Requirements: Images are not part of the copy; transcribe all the data exactly.

************

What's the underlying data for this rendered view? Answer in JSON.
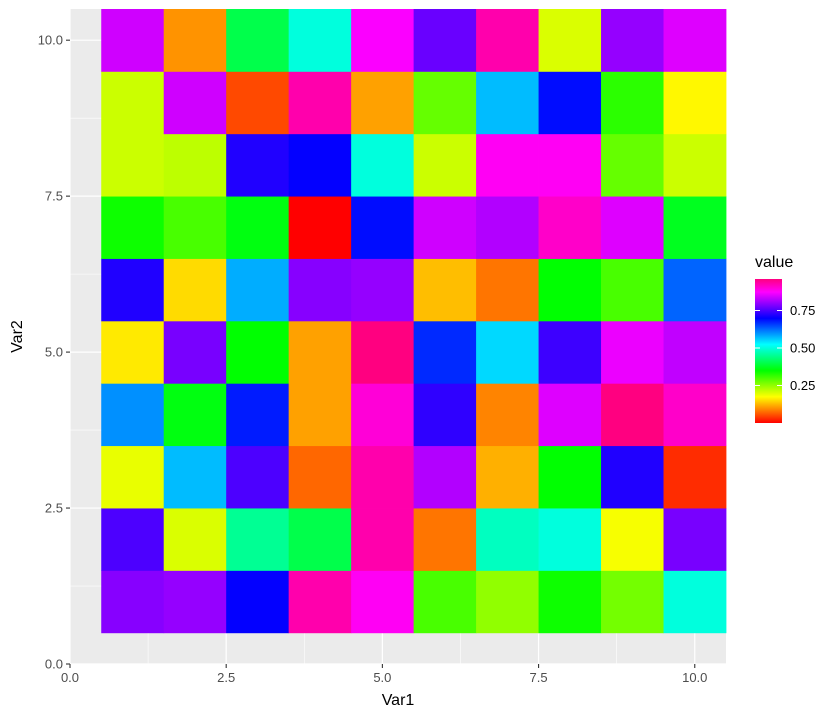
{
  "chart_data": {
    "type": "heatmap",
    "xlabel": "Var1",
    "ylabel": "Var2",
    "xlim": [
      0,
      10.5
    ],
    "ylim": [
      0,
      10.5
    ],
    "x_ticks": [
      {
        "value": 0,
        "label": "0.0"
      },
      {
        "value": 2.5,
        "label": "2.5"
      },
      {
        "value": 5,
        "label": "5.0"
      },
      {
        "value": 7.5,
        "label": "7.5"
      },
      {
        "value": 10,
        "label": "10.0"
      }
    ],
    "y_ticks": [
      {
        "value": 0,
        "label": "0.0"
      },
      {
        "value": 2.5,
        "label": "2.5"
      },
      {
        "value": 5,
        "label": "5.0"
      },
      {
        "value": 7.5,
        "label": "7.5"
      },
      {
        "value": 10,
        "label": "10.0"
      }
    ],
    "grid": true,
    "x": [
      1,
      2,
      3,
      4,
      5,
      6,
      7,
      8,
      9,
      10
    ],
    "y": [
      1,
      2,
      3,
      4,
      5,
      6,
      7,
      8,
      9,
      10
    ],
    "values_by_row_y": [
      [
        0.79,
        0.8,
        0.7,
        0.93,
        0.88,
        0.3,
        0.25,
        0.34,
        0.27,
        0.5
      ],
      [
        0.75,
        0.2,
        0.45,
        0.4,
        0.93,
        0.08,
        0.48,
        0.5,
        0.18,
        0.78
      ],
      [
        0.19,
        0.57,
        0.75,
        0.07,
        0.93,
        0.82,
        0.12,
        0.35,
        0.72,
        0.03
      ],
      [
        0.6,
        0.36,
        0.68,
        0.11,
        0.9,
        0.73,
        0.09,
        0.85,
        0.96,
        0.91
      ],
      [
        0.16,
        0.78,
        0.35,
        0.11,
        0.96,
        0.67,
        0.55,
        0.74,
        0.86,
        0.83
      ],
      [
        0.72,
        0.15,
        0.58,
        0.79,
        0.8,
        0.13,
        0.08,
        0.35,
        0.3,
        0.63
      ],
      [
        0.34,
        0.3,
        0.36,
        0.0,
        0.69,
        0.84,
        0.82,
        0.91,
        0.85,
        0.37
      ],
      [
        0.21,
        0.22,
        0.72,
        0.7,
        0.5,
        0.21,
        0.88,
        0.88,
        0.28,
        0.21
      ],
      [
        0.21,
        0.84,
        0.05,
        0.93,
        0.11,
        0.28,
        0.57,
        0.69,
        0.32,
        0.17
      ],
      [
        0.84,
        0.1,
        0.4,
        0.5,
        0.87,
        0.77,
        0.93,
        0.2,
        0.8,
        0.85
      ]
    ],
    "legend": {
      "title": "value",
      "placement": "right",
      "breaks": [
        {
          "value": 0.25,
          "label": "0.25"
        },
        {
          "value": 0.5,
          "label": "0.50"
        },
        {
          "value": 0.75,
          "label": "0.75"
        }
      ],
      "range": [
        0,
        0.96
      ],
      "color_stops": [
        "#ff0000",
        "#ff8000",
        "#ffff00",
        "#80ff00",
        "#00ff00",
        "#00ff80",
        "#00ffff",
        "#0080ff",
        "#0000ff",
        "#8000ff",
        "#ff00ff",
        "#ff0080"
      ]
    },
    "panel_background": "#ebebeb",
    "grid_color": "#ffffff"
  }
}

************

Correct result:
What's the underlying data for this rendered view? Answer in JSON.
{
  "chart_data": {
    "type": "heatmap",
    "xlabel": "Var1",
    "ylabel": "Var2",
    "xlim": [
      0,
      10.5
    ],
    "ylim": [
      0,
      10.5
    ],
    "x_ticks": [
      {
        "value": 0,
        "label": "0.0"
      },
      {
        "value": 2.5,
        "label": "2.5"
      },
      {
        "value": 5,
        "label": "5.0"
      },
      {
        "value": 7.5,
        "label": "7.5"
      },
      {
        "value": 10,
        "label": "10.0"
      }
    ],
    "y_ticks": [
      {
        "value": 0,
        "label": "0.0"
      },
      {
        "value": 2.5,
        "label": "2.5"
      },
      {
        "value": 5,
        "label": "5.0"
      },
      {
        "value": 7.5,
        "label": "7.5"
      },
      {
        "value": 10,
        "label": "10.0"
      }
    ],
    "grid": true,
    "x": [
      1,
      2,
      3,
      4,
      5,
      6,
      7,
      8,
      9,
      10
    ],
    "y": [
      1,
      2,
      3,
      4,
      5,
      6,
      7,
      8,
      9,
      10
    ],
    "values_by_row_y": [
      [
        0.79,
        0.8,
        0.7,
        0.93,
        0.88,
        0.3,
        0.25,
        0.34,
        0.27,
        0.5
      ],
      [
        0.75,
        0.2,
        0.45,
        0.4,
        0.93,
        0.08,
        0.48,
        0.5,
        0.18,
        0.78
      ],
      [
        0.19,
        0.57,
        0.75,
        0.07,
        0.93,
        0.82,
        0.12,
        0.35,
        0.72,
        0.03
      ],
      [
        0.6,
        0.36,
        0.68,
        0.11,
        0.9,
        0.73,
        0.09,
        0.85,
        0.96,
        0.91
      ],
      [
        0.16,
        0.78,
        0.35,
        0.11,
        0.96,
        0.67,
        0.55,
        0.74,
        0.86,
        0.83
      ],
      [
        0.72,
        0.15,
        0.58,
        0.79,
        0.8,
        0.13,
        0.08,
        0.35,
        0.3,
        0.63
      ],
      [
        0.34,
        0.3,
        0.36,
        0.0,
        0.69,
        0.84,
        0.82,
        0.91,
        0.85,
        0.37
      ],
      [
        0.21,
        0.22,
        0.72,
        0.7,
        0.5,
        0.21,
        0.88,
        0.88,
        0.28,
        0.21
      ],
      [
        0.21,
        0.84,
        0.05,
        0.93,
        0.11,
        0.28,
        0.57,
        0.69,
        0.32,
        0.17
      ],
      [
        0.84,
        0.1,
        0.4,
        0.5,
        0.87,
        0.77,
        0.93,
        0.2,
        0.8,
        0.85
      ]
    ],
    "legend": {
      "title": "value",
      "placement": "right",
      "breaks": [
        {
          "value": 0.25,
          "label": "0.25"
        },
        {
          "value": 0.5,
          "label": "0.50"
        },
        {
          "value": 0.75,
          "label": "0.75"
        }
      ],
      "range": [
        0,
        0.96
      ],
      "color_stops": [
        "#ff0000",
        "#ff8000",
        "#ffff00",
        "#80ff00",
        "#00ff00",
        "#00ff80",
        "#00ffff",
        "#0080ff",
        "#0000ff",
        "#8000ff",
        "#ff00ff",
        "#ff0080"
      ]
    },
    "panel_background": "#ebebeb",
    "grid_color": "#ffffff"
  }
}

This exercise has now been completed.